Opdracht.
Zet alsjeblieft de alinea uit het fragment die begint met "Ondertussen genieten we van het leven op het water" om in een korte lijst met de belangrijkste feiten.

Fragment.
--- --- ---
PUUR GENIETEN
Ondertussen genieten we van het leven op het water. De meerkoeten zijn al weer hevig aan het ruziën om territoria of partners, en verderop zien we twee baltsende futen. En er is niets mooiers om dát eens mee te maken! Een complete balletvoorstelling en alles synchroon. We horen diverse soorten eenden overvliegen en een azuurblauw pijltje dat over het water scheert vertelt ons dat een ijsvogeltje langskomt. En dat is dus allemaal genieten op zo’n dag. Dan hoor ik Leo rustig zeggen: ‘Krijn,ik heb beet! Kijk maar!’. En inderdaad, heel rustig zakt Leo’s dobber weg. Leo bedenkt zich geen moment en zet direct de haak. Zoals ik bij de aanbeet al vermoedde: dit is een forse vis. Een totaal ander kaliber dan die van mij zonet. De vis blijft diep. Af en toe kopschudden wat zich vertaalt naar een paar formidabele dreunen op Leo’s hengel. De molenslip protesteert hevig als de vis lijn neemt, de vaart op. Kalm maar resoluut drilt Leo de vis. Voorkomt dat ze onder de boot zwemt en na nog twee minuten verzet geeft ze er compleet de brui aan. Ook Leo pakt de vis in de kieuw, en tilt haar aan boord. Een grote vis met een enorme buik. Prachtig gekleurd en de kop is werkelijk kolossaal. De haak zit aan de zijkant in de bek en is er zo uit. Snel meten, en Leo’s eerste metervis dit jaar is een feit: de lat wijst 1,05 meter aan! Gauw wat plaatjes schieten en de vis kan terug. Dikke box, lachen en de plaatjes bekijken. Leo had zijn hengel inmiddels alweer beaasd.
--- --- ---
Geëxtraheerde gegevens.
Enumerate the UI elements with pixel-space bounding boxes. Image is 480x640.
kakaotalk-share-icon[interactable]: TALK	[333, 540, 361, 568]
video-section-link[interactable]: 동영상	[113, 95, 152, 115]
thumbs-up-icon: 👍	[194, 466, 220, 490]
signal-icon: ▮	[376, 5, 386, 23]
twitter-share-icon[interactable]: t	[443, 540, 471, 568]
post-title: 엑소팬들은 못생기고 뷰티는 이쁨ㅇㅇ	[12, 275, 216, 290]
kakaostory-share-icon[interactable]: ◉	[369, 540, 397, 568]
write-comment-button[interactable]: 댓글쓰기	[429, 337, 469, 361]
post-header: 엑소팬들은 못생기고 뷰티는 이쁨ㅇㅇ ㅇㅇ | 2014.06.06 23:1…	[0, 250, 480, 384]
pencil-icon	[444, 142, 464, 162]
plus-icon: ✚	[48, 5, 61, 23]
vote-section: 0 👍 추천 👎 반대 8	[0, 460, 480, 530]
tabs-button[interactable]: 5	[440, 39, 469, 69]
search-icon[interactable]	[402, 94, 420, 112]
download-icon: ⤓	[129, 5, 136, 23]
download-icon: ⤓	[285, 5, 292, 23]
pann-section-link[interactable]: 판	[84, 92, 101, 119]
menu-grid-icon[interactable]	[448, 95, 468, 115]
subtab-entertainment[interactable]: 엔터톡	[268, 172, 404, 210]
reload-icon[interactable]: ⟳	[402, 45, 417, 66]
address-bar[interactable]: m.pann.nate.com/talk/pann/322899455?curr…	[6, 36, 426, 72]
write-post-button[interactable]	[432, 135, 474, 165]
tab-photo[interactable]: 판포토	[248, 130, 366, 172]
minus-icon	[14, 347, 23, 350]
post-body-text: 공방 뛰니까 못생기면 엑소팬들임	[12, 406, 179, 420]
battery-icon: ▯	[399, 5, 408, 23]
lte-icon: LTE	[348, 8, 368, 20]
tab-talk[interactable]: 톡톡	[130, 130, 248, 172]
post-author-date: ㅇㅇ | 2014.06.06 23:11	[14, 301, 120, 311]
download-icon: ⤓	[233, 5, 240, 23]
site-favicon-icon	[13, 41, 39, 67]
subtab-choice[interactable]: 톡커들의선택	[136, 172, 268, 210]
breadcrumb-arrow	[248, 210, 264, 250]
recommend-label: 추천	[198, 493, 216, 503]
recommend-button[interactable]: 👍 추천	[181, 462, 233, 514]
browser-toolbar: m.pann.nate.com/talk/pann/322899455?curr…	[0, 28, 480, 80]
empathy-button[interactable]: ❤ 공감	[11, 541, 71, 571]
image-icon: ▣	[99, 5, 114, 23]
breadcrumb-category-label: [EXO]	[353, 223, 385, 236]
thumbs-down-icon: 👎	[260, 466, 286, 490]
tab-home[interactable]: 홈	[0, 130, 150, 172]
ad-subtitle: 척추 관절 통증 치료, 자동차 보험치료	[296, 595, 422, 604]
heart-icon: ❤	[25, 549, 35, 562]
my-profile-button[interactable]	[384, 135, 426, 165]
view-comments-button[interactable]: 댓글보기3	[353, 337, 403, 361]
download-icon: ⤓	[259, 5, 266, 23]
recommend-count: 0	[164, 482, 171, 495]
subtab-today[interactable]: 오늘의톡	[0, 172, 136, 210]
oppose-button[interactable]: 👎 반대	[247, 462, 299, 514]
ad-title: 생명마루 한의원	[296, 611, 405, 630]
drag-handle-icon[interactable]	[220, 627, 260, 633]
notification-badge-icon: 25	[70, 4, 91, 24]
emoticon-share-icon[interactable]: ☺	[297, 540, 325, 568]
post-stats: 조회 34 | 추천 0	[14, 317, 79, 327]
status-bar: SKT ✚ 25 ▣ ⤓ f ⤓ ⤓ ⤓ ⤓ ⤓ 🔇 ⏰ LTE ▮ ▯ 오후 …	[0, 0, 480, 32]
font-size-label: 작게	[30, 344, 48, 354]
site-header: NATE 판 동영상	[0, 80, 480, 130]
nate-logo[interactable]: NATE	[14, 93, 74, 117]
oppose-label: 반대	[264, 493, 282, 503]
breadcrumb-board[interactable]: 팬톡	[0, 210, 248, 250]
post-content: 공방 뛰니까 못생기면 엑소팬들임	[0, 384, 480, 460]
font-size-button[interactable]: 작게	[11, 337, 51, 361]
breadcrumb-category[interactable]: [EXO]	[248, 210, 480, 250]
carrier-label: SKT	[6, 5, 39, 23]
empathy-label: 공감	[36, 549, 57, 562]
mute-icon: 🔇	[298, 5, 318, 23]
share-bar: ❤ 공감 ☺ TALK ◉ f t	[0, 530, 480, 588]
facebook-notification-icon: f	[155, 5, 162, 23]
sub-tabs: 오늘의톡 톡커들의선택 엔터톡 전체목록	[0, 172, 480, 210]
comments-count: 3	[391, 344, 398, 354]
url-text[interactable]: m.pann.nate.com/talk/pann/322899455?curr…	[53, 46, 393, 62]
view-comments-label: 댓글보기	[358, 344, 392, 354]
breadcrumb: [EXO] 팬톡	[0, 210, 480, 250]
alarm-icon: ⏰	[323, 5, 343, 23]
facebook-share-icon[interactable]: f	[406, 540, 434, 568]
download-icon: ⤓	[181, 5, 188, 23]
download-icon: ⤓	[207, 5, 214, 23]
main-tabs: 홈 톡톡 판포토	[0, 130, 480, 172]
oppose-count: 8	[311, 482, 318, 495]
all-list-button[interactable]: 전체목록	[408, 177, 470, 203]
--- --- ---
Geschreven antwoord.
- Op het water maken meerkoeten ruzie om territoria of partners, en twee futen baltsen volledig synchroon.
- Diverse soorten eenden vliegen over en een ijsvogel scheert over het water.
- Leo heeft beet: de dobber zakt rustig weg en Leo zet direct de haak.
- Het is een forse vis, veel groter dan die van Krijn kort daarvoor. Hij blijft diep, schudt met de kop en trekt lijn van de molen.
- Leo drilt de vis kalm en voorkomt dat ze onder de boot zwemt. Na twee minuten geeft ze op.
- Leo pakt haar in de kieuw en tilt haar aan boord. Het is een grote, prachtig gekleurde vis met een enorme buik en een kolossale kop.
- De haak zit aan de zijkant van de bek en is er snel uit.
- De vis meet 1,05 meter en is Leo's eerste metervis van dit jaar.
- Na een paar foto's gaat de vis terug en Leo beaast zijn hengel alweer.